#### [Stored data entries]
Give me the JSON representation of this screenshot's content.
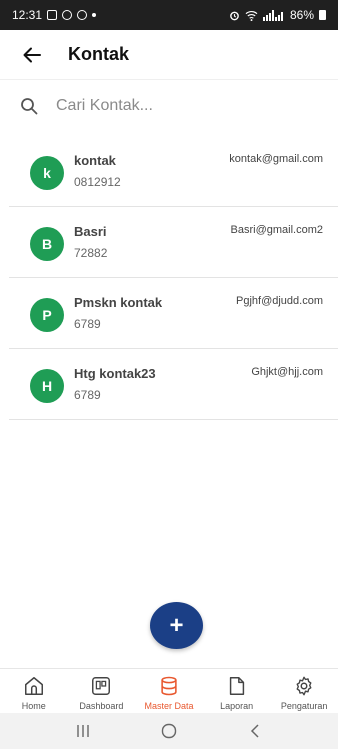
{
  "status_bar": {
    "time": "12:31",
    "battery": "86%"
  },
  "header": {
    "title": "Kontak"
  },
  "search": {
    "placeholder": "Cari Kontak..."
  },
  "contacts": [
    {
      "initial": "k",
      "name": "kontak",
      "phone": "0812912",
      "email": "kontak@gmail.com"
    },
    {
      "initial": "B",
      "name": "Basri",
      "phone": "72882",
      "email": "Basri@gmail.com2"
    },
    {
      "initial": "P",
      "name": "Pmskn kontak",
      "phone": "6789",
      "email": "Pgjhf@djudd.com"
    },
    {
      "initial": "H",
      "name": "Htg kontak23",
      "phone": "6789",
      "email": "Ghjkt@hjj.com"
    }
  ],
  "fab": {
    "label": "+"
  },
  "bottom_nav": [
    {
      "label": "Home",
      "icon": "home-icon"
    },
    {
      "label": "Dashboard",
      "icon": "dashboard-icon"
    },
    {
      "label": "Master Data",
      "icon": "database-icon",
      "active": true
    },
    {
      "label": "Laporan",
      "icon": "document-icon"
    },
    {
      "label": "Pengaturan",
      "icon": "gear-icon"
    }
  ],
  "colors": {
    "avatar": "#1f9d55",
    "fab": "#1b3f86",
    "active_tab": "#e8582f",
    "status_bar": "#202020"
  }
}
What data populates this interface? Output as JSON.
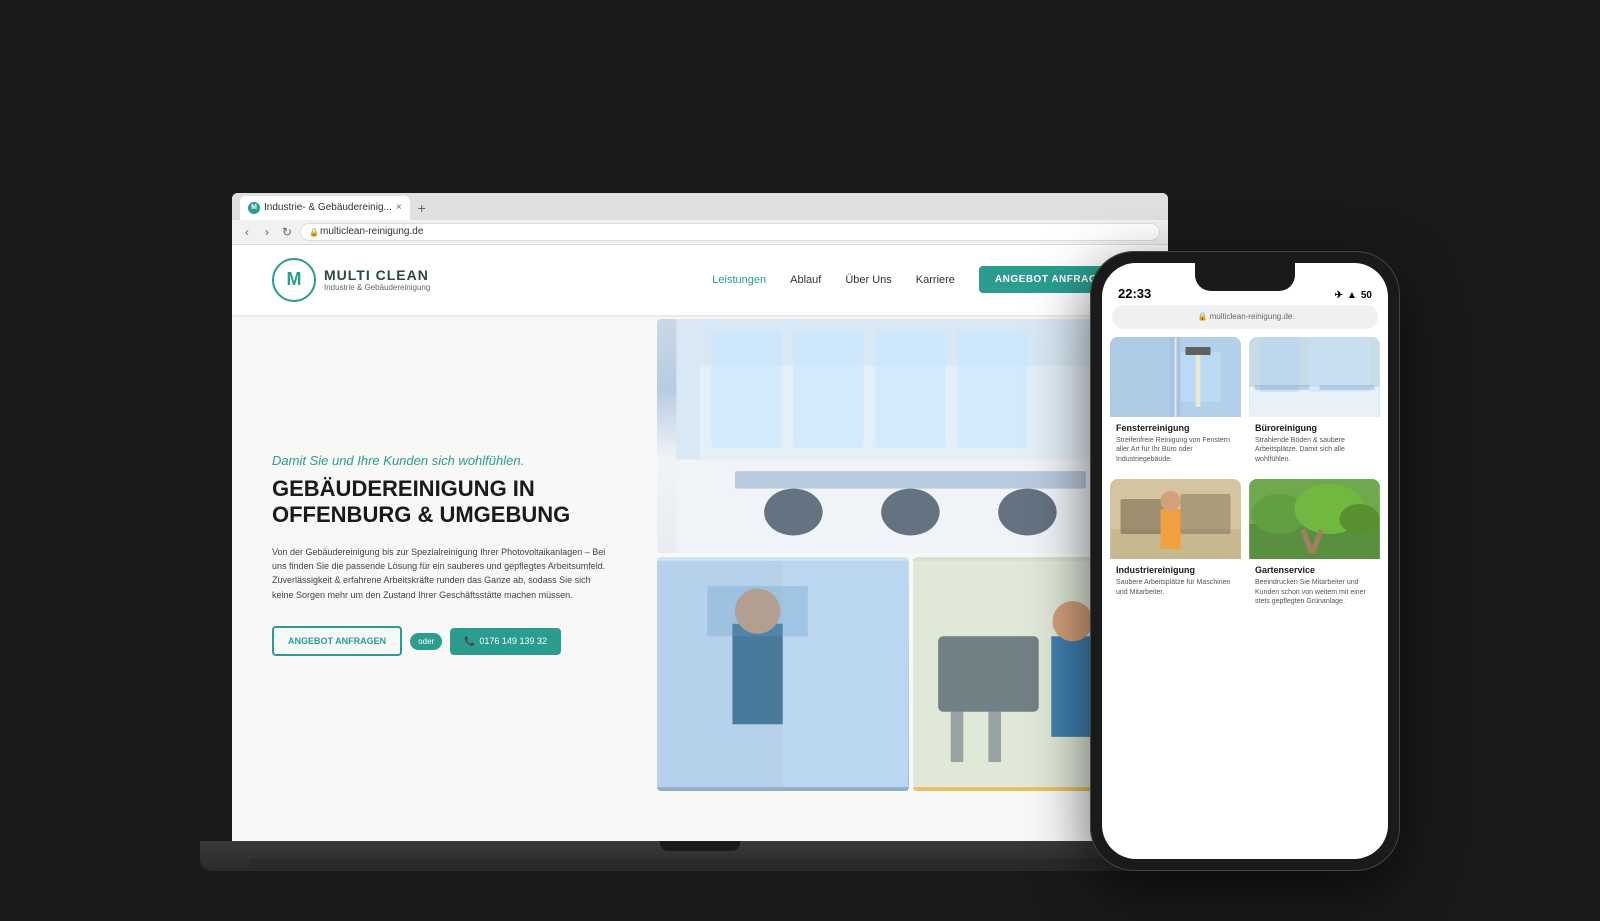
{
  "browser": {
    "tab_title": "Industrie- & Gebäudereinig...",
    "tab_close": "×",
    "tab_add": "+",
    "nav_back": "‹",
    "nav_forward": "›",
    "nav_refresh": "↻",
    "address": "multiclean-reinigung.de",
    "lock_icon": "🔒"
  },
  "site": {
    "logo_letter": "M",
    "logo_main": "MULTI CLEAN",
    "logo_sub": "Industrie & Gebäudereinigung",
    "nav": {
      "items": [
        {
          "label": "Leistungen",
          "active": true
        },
        {
          "label": "Ablauf",
          "active": false
        },
        {
          "label": "Über Uns",
          "active": false
        },
        {
          "label": "Karriere",
          "active": false
        }
      ],
      "cta_btn": "ANGEBOT ANFRAGEN"
    },
    "hero": {
      "tagline": "Damit Sie und Ihre Kunden sich wohlfühlen.",
      "title_line1": "GEBÄUDEREINIGUNG IN",
      "title_line2": "OFFENBURG & UMGEBUNG",
      "description": "Von der Gebäudereinigung bis zur Spezialreinigung Ihrer Photovoltaikanlagen – Bei uns finden Sie die passende Lösung für ein sauberes und gepflegtes Arbeitsumfeld. Zuverlässigkeit & erfahrene Arbeitskräfte runden das Ganze ab, sodass Sie sich keine Sorgen mehr um den Zustand Ihrer Geschäftsstätte machen müssen.",
      "btn_angebot": "ANGEBOT ANFRAGEN",
      "btn_oder": "oder",
      "btn_phone_icon": "📞",
      "btn_phone": "0176 149 139 32"
    }
  },
  "phone": {
    "time": "22:33",
    "icons": "✈ ⊃ 50",
    "address": "multiclean-reinigung.de",
    "services": [
      {
        "title": "Fensterreinigung",
        "description": "Streifenfreie Reinigung von Fenstern aller Art für Ihr Büro oder Industriegebäude.",
        "img_class": "window-clean"
      },
      {
        "title": "Büroreinigung",
        "description": "Strahlende Böden & saubere Arbeitsplätze. Damit sich alle wohlfühlen.",
        "img_class": "office-clean"
      },
      {
        "title": "Industriereinigung",
        "description": "Saubere Arbeitsplätze für Maschinen und Mitarbeiter.",
        "img_class": "industrial"
      },
      {
        "title": "Gartenservice",
        "description": "Beeindrucken Sie Mitarbeiter und Kunden schon von weitem mit einer stets gepflegten Grünanlage.",
        "img_class": "garden"
      }
    ]
  }
}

#### [STATED EXERCISE]
Take every line from the data that contains the word "Mitarbeiter".

#### [FINISHED EXERCISE]
        "description": "Saubere Arbeitsplätze für Maschinen und Mitarbeiter.",
        "description": "Beeindrucken Sie Mitarbeiter und Kunden schon von weitem mit einer stets gepflegten Grünanlage.",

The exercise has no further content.